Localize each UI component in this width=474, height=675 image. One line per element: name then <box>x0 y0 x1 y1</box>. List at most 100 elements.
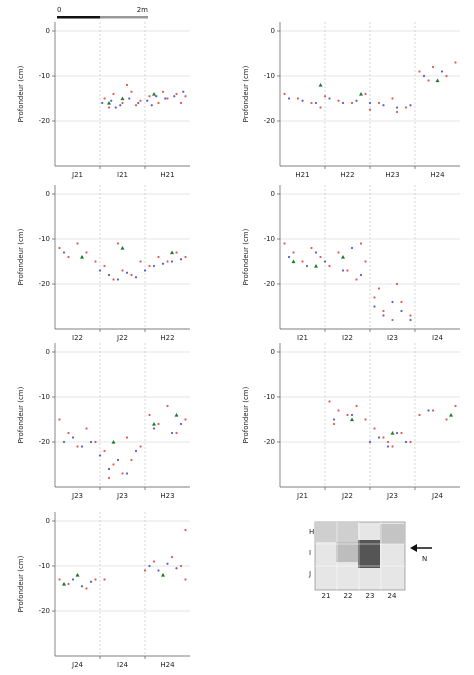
point <box>107 476 111 480</box>
point <box>98 269 102 272</box>
point <box>150 104 153 107</box>
find-marker <box>120 96 125 101</box>
point <box>107 273 111 277</box>
point <box>346 269 349 272</box>
panel: 0 -10 -20 J24 I24 H24 Profondeur (cm) <box>17 512 190 669</box>
y-tick-label: 0 <box>46 348 50 356</box>
point <box>173 95 176 98</box>
point <box>364 92 367 96</box>
point <box>152 560 156 563</box>
point <box>445 418 448 421</box>
point <box>139 445 142 448</box>
point <box>395 431 399 435</box>
point <box>67 582 70 586</box>
point <box>283 242 286 245</box>
point <box>292 251 295 254</box>
point <box>170 431 174 435</box>
point <box>319 255 322 259</box>
point <box>155 95 158 98</box>
point <box>377 101 381 105</box>
point <box>148 264 151 268</box>
inset-col-label: 23 <box>366 592 375 600</box>
point <box>440 70 444 73</box>
point <box>382 314 385 317</box>
point <box>76 445 79 448</box>
point <box>110 99 113 102</box>
y-tick-label: -10 <box>39 72 50 80</box>
point <box>359 242 363 245</box>
point <box>121 101 124 105</box>
point <box>89 580 93 583</box>
point <box>170 555 174 559</box>
point <box>85 587 88 590</box>
point <box>148 95 151 98</box>
find-marker <box>107 101 111 105</box>
point <box>130 90 133 93</box>
point <box>107 106 111 109</box>
point <box>148 413 151 417</box>
point <box>337 251 340 254</box>
point <box>179 422 183 426</box>
x-tick-label: J24 <box>71 661 84 669</box>
point <box>116 242 120 245</box>
point <box>427 409 430 412</box>
point <box>128 97 131 100</box>
find-marker <box>75 573 80 577</box>
point <box>409 318 412 322</box>
y-tick-label: 0 <box>271 348 275 356</box>
point <box>134 449 138 453</box>
point <box>85 251 88 254</box>
x-tick-label: I24 <box>432 334 444 342</box>
point <box>119 104 122 107</box>
point <box>386 440 390 444</box>
panel: 0 -10 -20 I22 J22 H22 Profondeur (cm) <box>17 185 190 342</box>
y-tick-label: -10 <box>39 562 50 570</box>
inset-row-label: H <box>309 528 314 536</box>
inset-shade <box>336 542 358 562</box>
scale-bar: 0 2m <box>57 6 148 19</box>
x-tick-label: J23 <box>116 492 128 500</box>
panel: 0 -10 -20 J21 I21 H21 Profondeur (cm) <box>17 22 190 179</box>
point <box>350 413 354 417</box>
x-tick-label: H23 <box>385 171 399 179</box>
point <box>400 431 403 435</box>
point <box>409 314 412 317</box>
point <box>80 445 84 448</box>
y-axis-label: Profondeur (cm) <box>17 228 25 285</box>
point <box>386 445 390 448</box>
point <box>391 300 394 304</box>
x-tick-label: I21 <box>297 334 308 342</box>
point <box>103 578 106 581</box>
point <box>139 99 142 102</box>
point <box>161 90 165 93</box>
north-arrow-head <box>410 544 417 552</box>
point <box>359 273 363 277</box>
inset-col-label: 21 <box>322 592 331 600</box>
point <box>341 269 345 272</box>
point <box>377 287 381 290</box>
point <box>112 278 115 281</box>
y-axis-label: Profondeur (cm) <box>242 65 250 122</box>
point <box>62 440 66 444</box>
y-tick-label: -10 <box>264 393 275 401</box>
point <box>404 106 408 109</box>
point <box>287 97 291 100</box>
point <box>283 92 286 96</box>
point <box>404 440 408 444</box>
point <box>58 418 61 421</box>
x-tick-label: H21 <box>160 171 174 179</box>
inset-row-label: J <box>308 570 311 578</box>
point <box>157 255 160 259</box>
point <box>368 101 372 105</box>
point <box>58 246 61 250</box>
x-tick-label: H22 <box>160 334 174 342</box>
point <box>103 97 106 100</box>
point <box>184 95 187 98</box>
point <box>427 79 430 82</box>
y-tick-label: -10 <box>39 235 50 243</box>
point <box>323 95 327 98</box>
point <box>107 467 111 471</box>
point <box>121 472 124 475</box>
find-marker <box>62 582 66 586</box>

---+---

Given problem → Please print the lines of the items from the one containing "point <box>107 476 111 480</box>" through the one containing "panel: 0 -10 -20 J24", inclusive, reproducing each without any change.

Response →
point <box>107 476 111 480</box>
point <box>98 269 102 272</box>
point <box>150 104 153 107</box>
find-marker <box>120 96 125 101</box>
point <box>107 273 111 277</box>
point <box>346 269 349 272</box>
panel: 0 -10 -20 J24 I24 H24 Profondeur (cm) <box>17 512 190 669</box>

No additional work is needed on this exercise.